TÂCHES À RÉALISER.
a. Expliquez en une à trois phrases pourquoi Danilo Masotti a ajouté un l et un s au mot dialectal umarèl, d'après le passage sur l'umarell.
b. Poursuivez le passage sur l'umarell à partir de l'endroit où il s'arrête.

EXTRAIT DU DOCUMENT.
..............................
Tous les mots ne descendent pas du grec, du latin, de l'arabe. En témoigne umarell, récemment débarqué dans le dictionnaire italien, jusqu’à avoir un article dans le Times (et dans LePetitJournal).
2021: un drôle de mot fait son apparition. Le dictionnaire Zingarelli, un des plus grands de la Péninsule italienne, accueille par surprise un intriguant umarell dans ses pages. Crapaud de forêt amazonienne ? Du tout. Drone supersonique ? Non plus. Ni particulièrement rare et à des lieues de toute avant-garde, pas glamour pour un sou et ne risquant pas de changer le monde un jour, umarell, dit la définition, est un « retraité qui se promène, le plus souvent les mains derrière le dos, sur les lieux de travail, pour vérifier, poser des questions, faire des suggestions ou critiquer les activités qui s’y déroulent». Puis c'est la prestigieuse encyclopédie Treccani qui le reçoit dans sa version en ligne. Bref, tout aussi curieux que cela puisse paraître, le petit vieux qui, les mains croisées dans le dos et n'esquissant jamais un seul geste à l'italienne (il n'y en a qu'un sur Terre et on le tient !), observe les chantiers toute la journée en ronchonnant, voit sa catégorie cernée. Reconnue. Protégée. Mais d'où sort donc cette histoire ?
C'est l'écrivain bolonais Danilo Masotti qui lui a donné son identité. Il y avait l'umarèl un peu moqueur du dialecte de Bologne, ometto (petit bonhomme) désœuvré se promenant dans la ville pour tuer le temps. Il ajouta un l pour marquer sa différence et un s pour le pluriel et l'allure internationale. Quant au féminin, on verra, car pour l'instant pas de petite mémé en vue dans les parages. On l'a compris, rien à voir avec ces vecchietto (petit vieux), pensionato (retraité), vecchio bacucco (vieux gâteux) assis tout silencieux devant leur porte ou au café. Personnage au caractère trempé, une longue vie de labeur derrière lui, l'umarell veille et met en garde, cassant les oreilles des maçons, géomètres et architectes des chantiers par ses constantes exhortations. Et ce n'est pas de la gnognote: « sarà mica un modo di lavorare ! » (équivalent de notre: c'est quoi ce travail de cochon), « sbrigati, fannullone! » (dépêche-toi feignant) et tous ces grommellements doublés de tonitruants «ai miei tempi» (de mon temps).
..............................
DONNÉES SOURCES.
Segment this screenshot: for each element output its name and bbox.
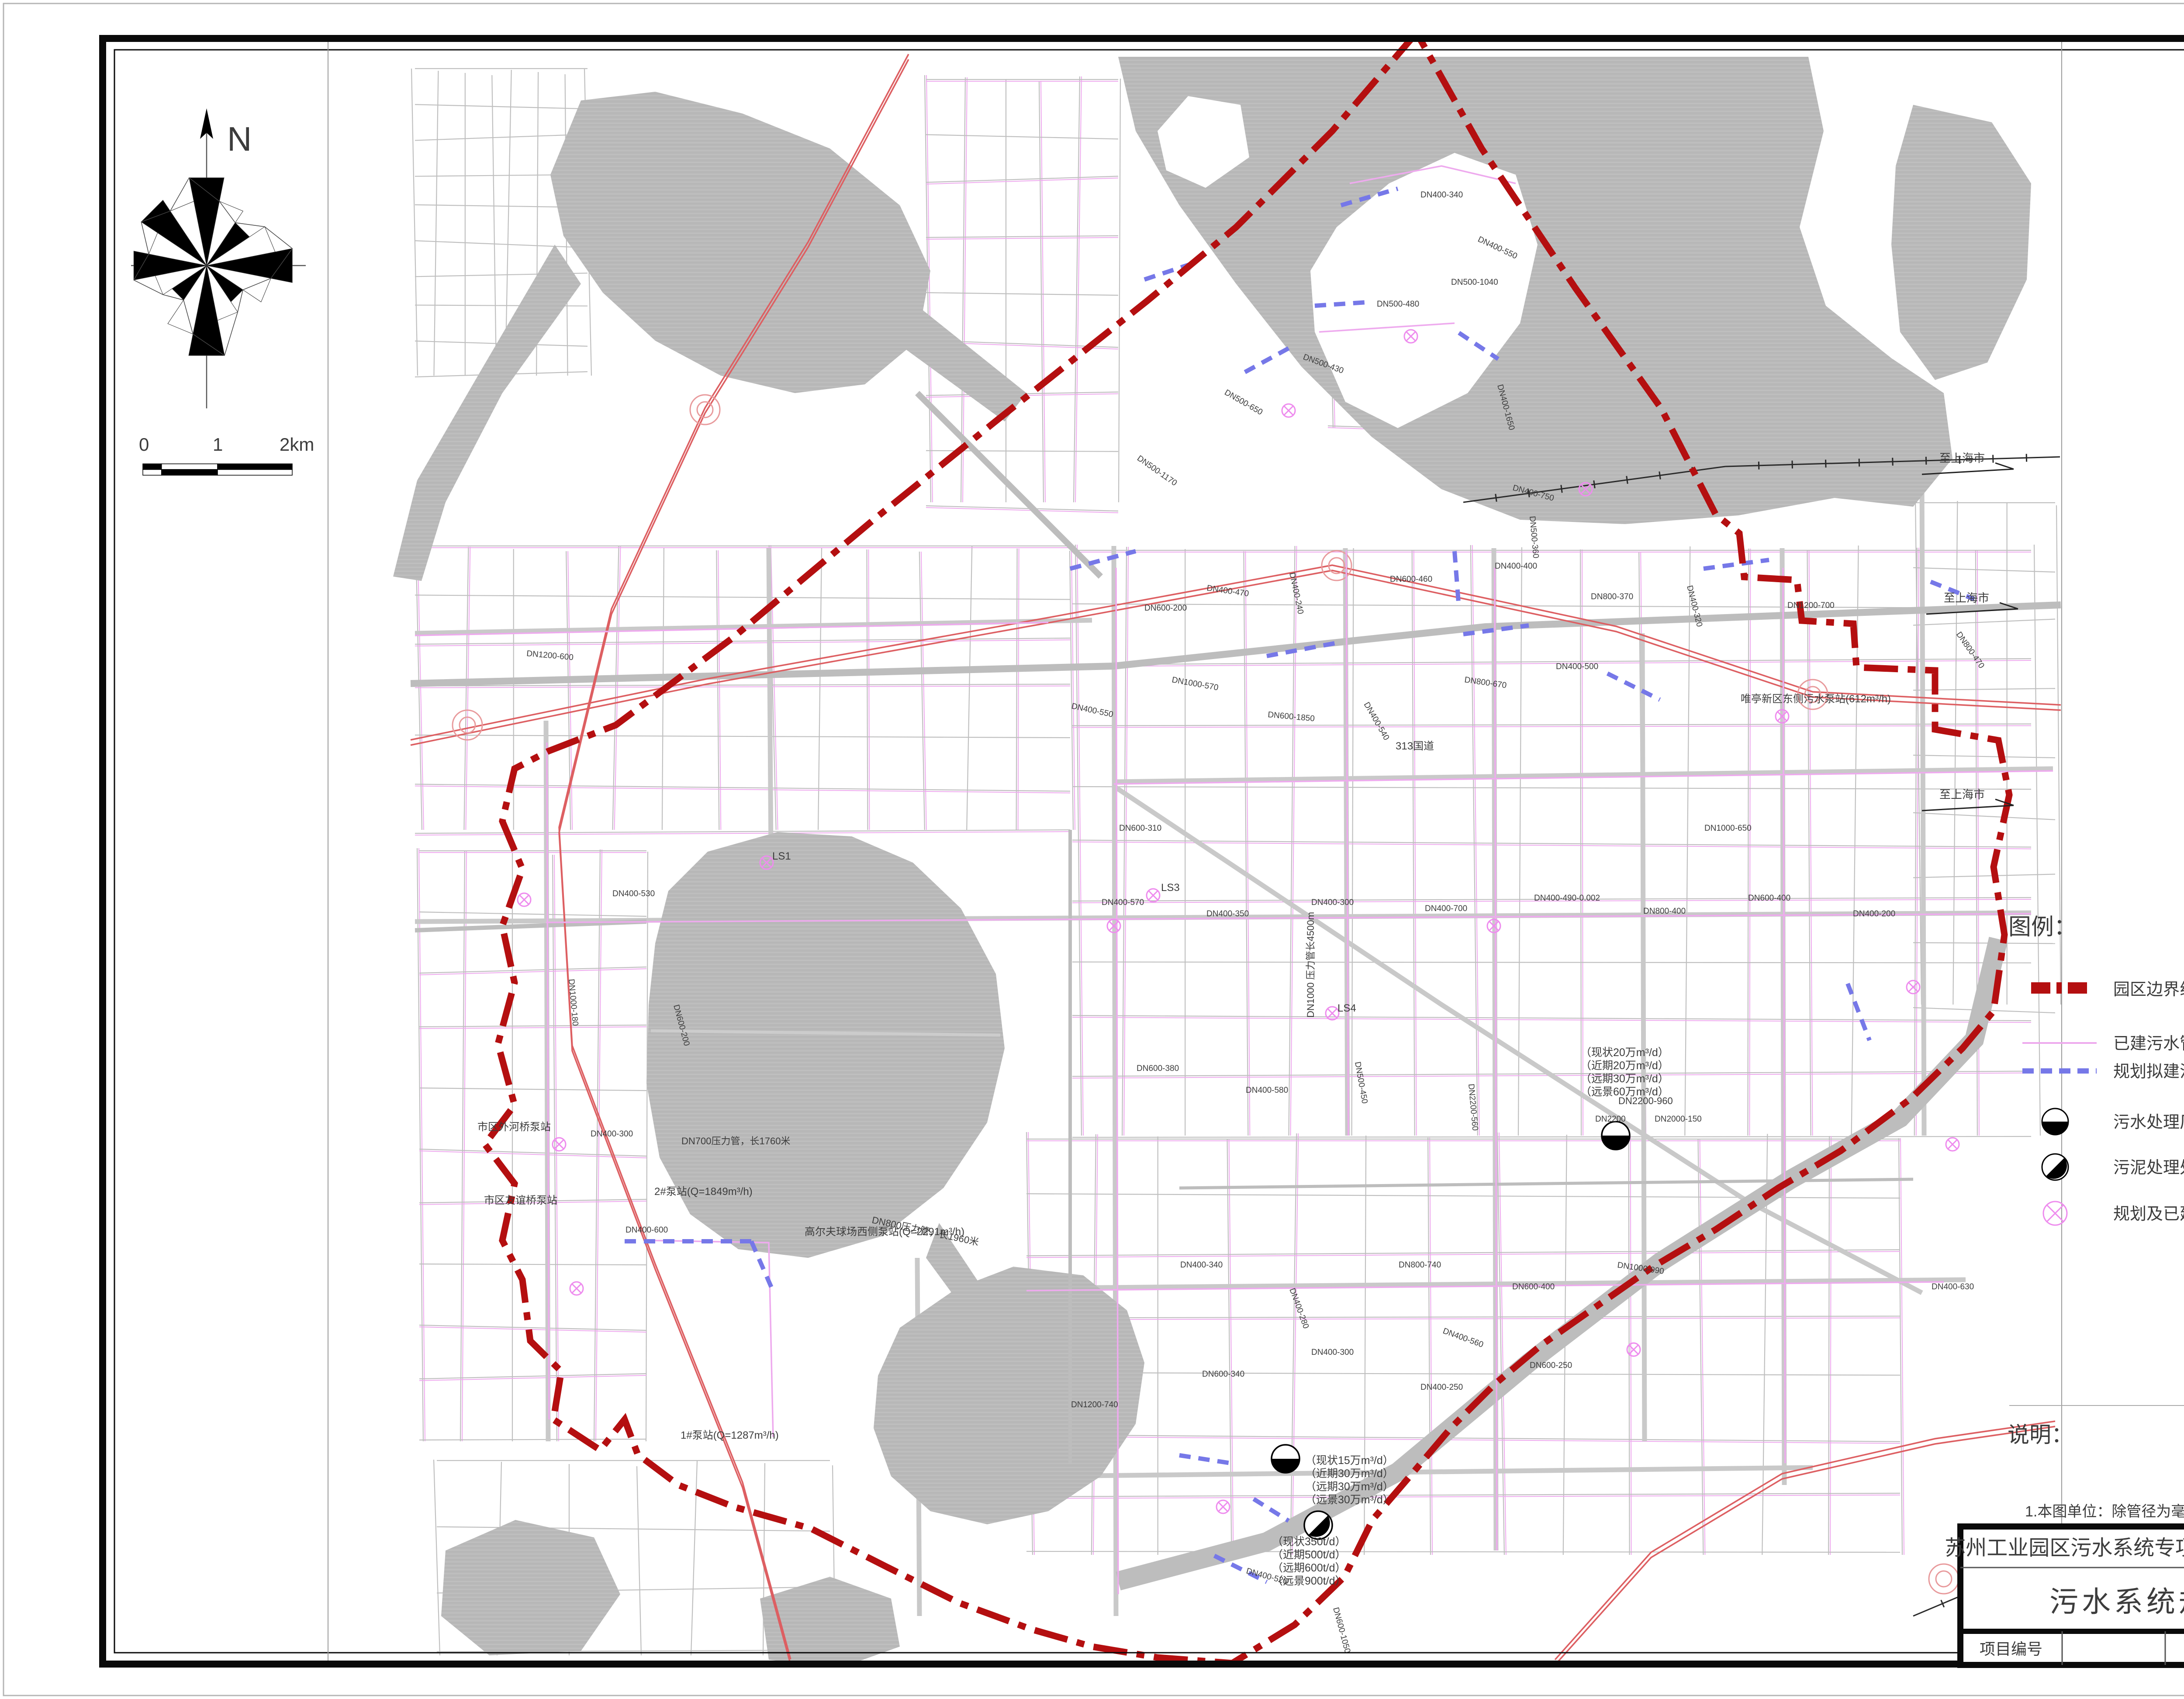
..............................
EN RÉPONSE.
a. Danilo Masotti a ajouté un l au mot bolonais umarèl pour marquer la différence de son personnage avec celui du dialecte. Il a aussi ajouté un s pour former le pluriel et donner au mot une allure internationale.

b.
L'umarell sait tout sur tout, le séchage du ciment, l'art du fil à plomb et de la truelle, les retards des bennes qui vont et viennent devant lui. Envolé le papi gâteau sympa, l'umarell est attachant, bien sûr, mais il finit par taper sur les nerfs des ouvriers qui le voudraient très ligoté, bâillonné, cagoulé à bonne distance et toute la vie.
De sciavo à ciao
Tous les mots ne descendent pas du grec, du latin, de l'arabe. Certains sont issus de villes ou de villages qui, pour des raisons de fierté géographique, les ont jalousement gardés. Alors que faut-il pour qu'un mot régional sorte tel quel de chez lui ? Qu'il soit totalement inimitable et manque atrocement chez les autres, comme cassata (du sicilien), omertà (du napolitain) ou l'étonnant sciavo (en dialecte de Venise «sono vostro schiavo», je suis votre esclave) devenu le ciao de toute une planète. Le bel umarell a donc ses chances: suffisamment insolite pour frapper les mémoires et assez universel pour faire bonne route ailleurs. Le voici qui commence à s'éloigner de son créateur et à parcourir seul le panorama culturel. On a donné son nom à une place de Bologne, sa ville natale (Piazzetta degli umarells), on lui a consacré une histoire dans le Topolino (Mickey) italien, une chanson (L'umarell de Fabio Concato), un article dans le Times, oui oui, des jeux de table, t-shirts, calendriers, statuettes à son effigie et une campagne publicitaire Burger King Italia. Houlà ! Ouvrons les yeux et les oreilles, le mot se prépare assurément à son existence internationale.
Umareller en français ?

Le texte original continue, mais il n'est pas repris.